| LISTED RECORDS |
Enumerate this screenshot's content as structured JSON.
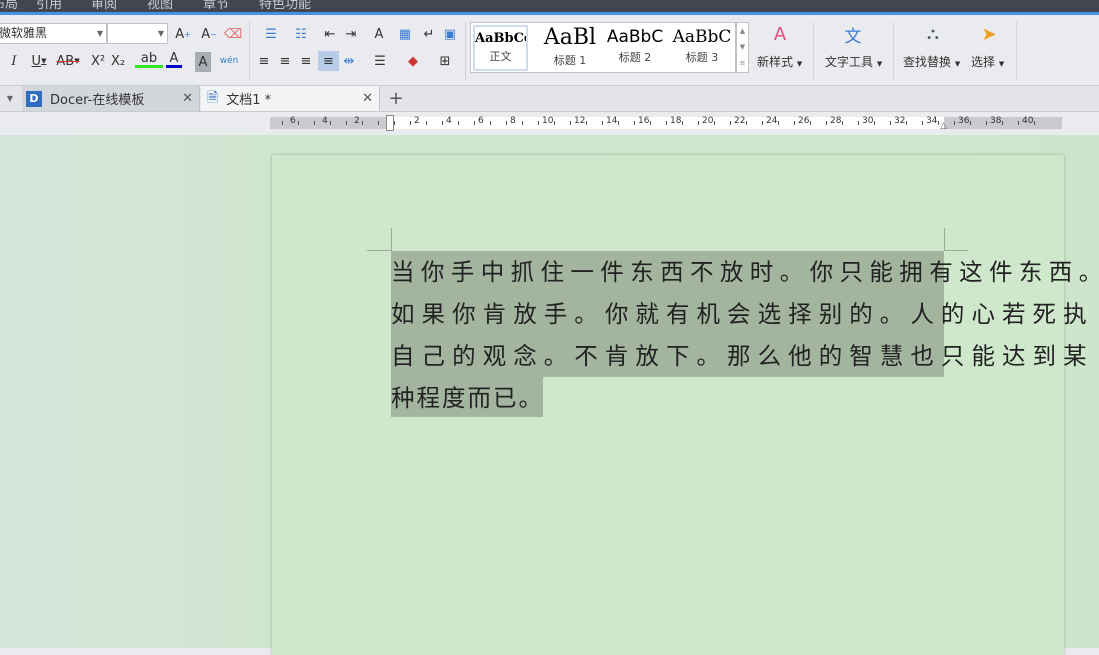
{
  "menu": [
    "布局",
    "引用",
    "审阅",
    "视图",
    "章节",
    "特色功能"
  ],
  "font": {
    "name": "微软雅黑",
    "size": ""
  },
  "styles": [
    {
      "preview": "AaBbCcI",
      "label": "正文"
    },
    {
      "preview": "AaBl",
      "label": "标题 1"
    },
    {
      "preview": "AaBbC",
      "label": "标题 2"
    },
    {
      "preview": "AaBbC",
      "label": "标题 3"
    }
  ],
  "buttons": {
    "new_style": "新样式",
    "text_tools": "文字工具",
    "find_replace": "查找替换",
    "select": "选择"
  },
  "tabs": [
    {
      "label": "Docer-在线模板"
    },
    {
      "label": "文档1 *"
    }
  ],
  "ruler": {
    "left": [
      "6",
      "4",
      "2"
    ],
    "right": [
      "2",
      "4",
      "6",
      "8",
      "10",
      "12",
      "14",
      "16",
      "18",
      "20",
      "22",
      "24",
      "26",
      "28",
      "30",
      "32",
      "34",
      "36",
      "38",
      "40"
    ]
  },
  "document": {
    "lines": [
      "当你手中抓住一件东西不放时。你只能拥有这件东西。",
      "如果你肯放手。你就有机会选择别的。人的心若死执",
      "自己的观念。不肯放下。那么他的智慧也只能达到某",
      "种程度而已。"
    ]
  }
}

| TASK OBJECTIVE |
Omit the pictures. Output every record above word for word.

| REPLY TO THE TASK |
Enumerate this screenshot's content as structured JSON.
{
  "menu": [
    "布局",
    "引用",
    "审阅",
    "视图",
    "章节",
    "特色功能"
  ],
  "font": {
    "name": "微软雅黑",
    "size": ""
  },
  "styles": [
    {
      "preview": "AaBbCcI",
      "label": "正文"
    },
    {
      "preview": "AaBl",
      "label": "标题 1"
    },
    {
      "preview": "AaBbC",
      "label": "标题 2"
    },
    {
      "preview": "AaBbC",
      "label": "标题 3"
    }
  ],
  "buttons": {
    "new_style": "新样式",
    "text_tools": "文字工具",
    "find_replace": "查找替换",
    "select": "选择"
  },
  "tabs": [
    {
      "label": "Docer-在线模板"
    },
    {
      "label": "文档1 *"
    }
  ],
  "ruler": {
    "left": [
      "6",
      "4",
      "2"
    ],
    "right": [
      "2",
      "4",
      "6",
      "8",
      "10",
      "12",
      "14",
      "16",
      "18",
      "20",
      "22",
      "24",
      "26",
      "28",
      "30",
      "32",
      "34",
      "36",
      "38",
      "40"
    ]
  },
  "document": {
    "lines": [
      "当你手中抓住一件东西不放时。你只能拥有这件东西。",
      "如果你肯放手。你就有机会选择别的。人的心若死执",
      "自己的观念。不肯放下。那么他的智慧也只能达到某",
      "种程度而已。"
    ]
  }
}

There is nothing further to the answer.